--- GIVEN RECORDS ---

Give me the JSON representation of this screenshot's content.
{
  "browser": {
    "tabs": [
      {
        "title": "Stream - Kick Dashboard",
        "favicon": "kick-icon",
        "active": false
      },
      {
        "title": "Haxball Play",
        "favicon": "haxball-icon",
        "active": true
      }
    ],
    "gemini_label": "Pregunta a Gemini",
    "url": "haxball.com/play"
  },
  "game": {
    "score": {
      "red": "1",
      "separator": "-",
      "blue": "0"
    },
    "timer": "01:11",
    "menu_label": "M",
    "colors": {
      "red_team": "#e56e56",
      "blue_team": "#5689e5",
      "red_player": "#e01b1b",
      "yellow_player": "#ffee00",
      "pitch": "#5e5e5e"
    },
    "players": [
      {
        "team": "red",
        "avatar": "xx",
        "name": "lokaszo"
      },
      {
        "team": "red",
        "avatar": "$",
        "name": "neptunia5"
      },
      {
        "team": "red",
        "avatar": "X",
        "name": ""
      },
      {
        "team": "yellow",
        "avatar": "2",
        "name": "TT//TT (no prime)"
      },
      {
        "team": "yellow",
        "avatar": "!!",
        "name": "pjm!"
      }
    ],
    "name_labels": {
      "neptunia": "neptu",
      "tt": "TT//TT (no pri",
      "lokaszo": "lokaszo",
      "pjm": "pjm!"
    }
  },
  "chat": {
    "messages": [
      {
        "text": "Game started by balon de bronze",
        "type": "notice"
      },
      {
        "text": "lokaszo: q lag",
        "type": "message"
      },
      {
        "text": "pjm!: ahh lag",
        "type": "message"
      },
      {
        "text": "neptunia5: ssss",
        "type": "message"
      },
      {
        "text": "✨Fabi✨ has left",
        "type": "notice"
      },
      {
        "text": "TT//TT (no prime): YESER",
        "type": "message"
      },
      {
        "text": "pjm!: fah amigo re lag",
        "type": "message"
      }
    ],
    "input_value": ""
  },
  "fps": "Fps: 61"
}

---
--- GIVEN RECORDS ---

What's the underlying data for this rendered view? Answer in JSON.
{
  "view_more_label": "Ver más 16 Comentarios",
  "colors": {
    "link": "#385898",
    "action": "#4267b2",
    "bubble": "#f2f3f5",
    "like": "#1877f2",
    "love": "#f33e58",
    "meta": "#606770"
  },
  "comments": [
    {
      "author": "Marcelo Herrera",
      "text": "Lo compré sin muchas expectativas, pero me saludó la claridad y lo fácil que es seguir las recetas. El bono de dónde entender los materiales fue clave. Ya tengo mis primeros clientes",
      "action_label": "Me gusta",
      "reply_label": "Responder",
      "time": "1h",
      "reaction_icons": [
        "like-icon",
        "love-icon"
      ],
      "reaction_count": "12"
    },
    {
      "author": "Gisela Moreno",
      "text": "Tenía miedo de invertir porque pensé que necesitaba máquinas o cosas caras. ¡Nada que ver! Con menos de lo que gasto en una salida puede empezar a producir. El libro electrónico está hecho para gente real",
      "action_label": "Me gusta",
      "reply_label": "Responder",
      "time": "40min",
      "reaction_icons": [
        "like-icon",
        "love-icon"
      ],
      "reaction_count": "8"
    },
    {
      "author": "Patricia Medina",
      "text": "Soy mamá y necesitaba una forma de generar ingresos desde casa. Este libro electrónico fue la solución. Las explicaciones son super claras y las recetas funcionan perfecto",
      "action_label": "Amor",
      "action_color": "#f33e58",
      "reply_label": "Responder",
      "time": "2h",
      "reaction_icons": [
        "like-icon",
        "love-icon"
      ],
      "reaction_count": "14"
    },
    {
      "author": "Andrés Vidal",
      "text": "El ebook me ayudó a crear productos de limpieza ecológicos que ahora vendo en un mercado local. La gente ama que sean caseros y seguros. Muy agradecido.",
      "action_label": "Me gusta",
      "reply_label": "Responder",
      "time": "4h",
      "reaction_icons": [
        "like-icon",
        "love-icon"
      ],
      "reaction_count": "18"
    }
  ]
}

---
--- GIVEN RECORDS ---

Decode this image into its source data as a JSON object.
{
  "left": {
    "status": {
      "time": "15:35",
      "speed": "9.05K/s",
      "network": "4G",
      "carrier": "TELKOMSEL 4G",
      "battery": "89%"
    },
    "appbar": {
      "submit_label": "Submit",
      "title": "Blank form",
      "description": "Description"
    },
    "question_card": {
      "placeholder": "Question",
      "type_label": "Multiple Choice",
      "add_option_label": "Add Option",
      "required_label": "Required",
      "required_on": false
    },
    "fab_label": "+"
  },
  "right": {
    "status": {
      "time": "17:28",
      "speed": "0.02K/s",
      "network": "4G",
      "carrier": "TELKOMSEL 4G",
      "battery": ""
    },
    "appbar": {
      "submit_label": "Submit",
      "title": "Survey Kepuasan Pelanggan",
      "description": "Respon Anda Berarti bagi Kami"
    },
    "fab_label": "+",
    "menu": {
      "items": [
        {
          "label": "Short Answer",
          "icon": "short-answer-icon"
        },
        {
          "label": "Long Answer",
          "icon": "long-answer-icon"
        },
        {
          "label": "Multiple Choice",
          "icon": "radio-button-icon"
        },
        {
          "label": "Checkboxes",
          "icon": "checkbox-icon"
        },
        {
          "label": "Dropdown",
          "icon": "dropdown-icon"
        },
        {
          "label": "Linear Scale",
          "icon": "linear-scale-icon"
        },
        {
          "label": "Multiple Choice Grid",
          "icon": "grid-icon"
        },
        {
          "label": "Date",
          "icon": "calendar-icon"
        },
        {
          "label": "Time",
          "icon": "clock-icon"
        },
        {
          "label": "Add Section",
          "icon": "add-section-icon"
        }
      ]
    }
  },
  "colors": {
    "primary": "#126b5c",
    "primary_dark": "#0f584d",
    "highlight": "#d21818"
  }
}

---

- _INSTRUCTION_
Identify the lines of the entries containing the string "this". Copy each such line.

- _FINISHED ANSWER_
Give me the JSON representation of this screenshot's content.
What's the underlying data for this rendered view? Answer in JSON.
Decode this image into its source data as a JSON object.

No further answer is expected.